(Task prompt):
Copy the lines that follow, keeping every character the same.

(Given information):
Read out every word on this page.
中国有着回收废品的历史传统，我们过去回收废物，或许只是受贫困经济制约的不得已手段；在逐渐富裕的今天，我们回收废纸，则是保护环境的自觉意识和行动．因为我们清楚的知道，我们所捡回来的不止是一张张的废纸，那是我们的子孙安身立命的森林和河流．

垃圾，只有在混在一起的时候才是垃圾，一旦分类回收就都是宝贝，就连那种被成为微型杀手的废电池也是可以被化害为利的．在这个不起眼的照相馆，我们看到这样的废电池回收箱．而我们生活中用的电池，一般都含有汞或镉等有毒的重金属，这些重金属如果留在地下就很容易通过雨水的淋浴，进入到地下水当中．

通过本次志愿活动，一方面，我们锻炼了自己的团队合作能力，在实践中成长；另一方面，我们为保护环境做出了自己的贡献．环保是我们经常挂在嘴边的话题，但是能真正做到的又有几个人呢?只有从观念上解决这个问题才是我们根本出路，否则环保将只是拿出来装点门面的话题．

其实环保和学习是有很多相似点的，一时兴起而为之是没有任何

(Task output):
Read out every word on this page.
中国有着回收废品的历史传统，我们过去回收废物，或许只是受贫困经济制约的不得已手段；在逐渐富裕的今天，我们回收废纸，则是保护环境的自觉意识和行动．因为我们清楚的知道，我们所捡回来的不止是一张张的废纸，那是我们的子孙安身立命的森林和河流．

垃圾，只有在混在一起的时候才是垃圾，一旦分类回收就都是宝贝，就连那种被成为微型杀手的废电池也是可以被化害为利的．在这个不起眼的照相馆，我们看到这样的废电池回收箱．而我们生活中用的电池，一般都含有汞或镉等有毒的重金属，这些重金属如果留在地下就很容易通过雨水的淋浴，进入到地下水当中．

通过本次志愿活动，一方面，我们锻炼了自己的团队合作能力，在实践中成长；另一方面，我们为保护环境做出了自己的贡献．环保是我们经常挂在嘴边的话题，但是能真正做到的又有几个人呢?只有从观念上解决这个问题才是我们根本出路，否则环保将只是拿出来装点门面的话题．

其实环保和学习是有很多相似点的，一时兴起而为之是没有任何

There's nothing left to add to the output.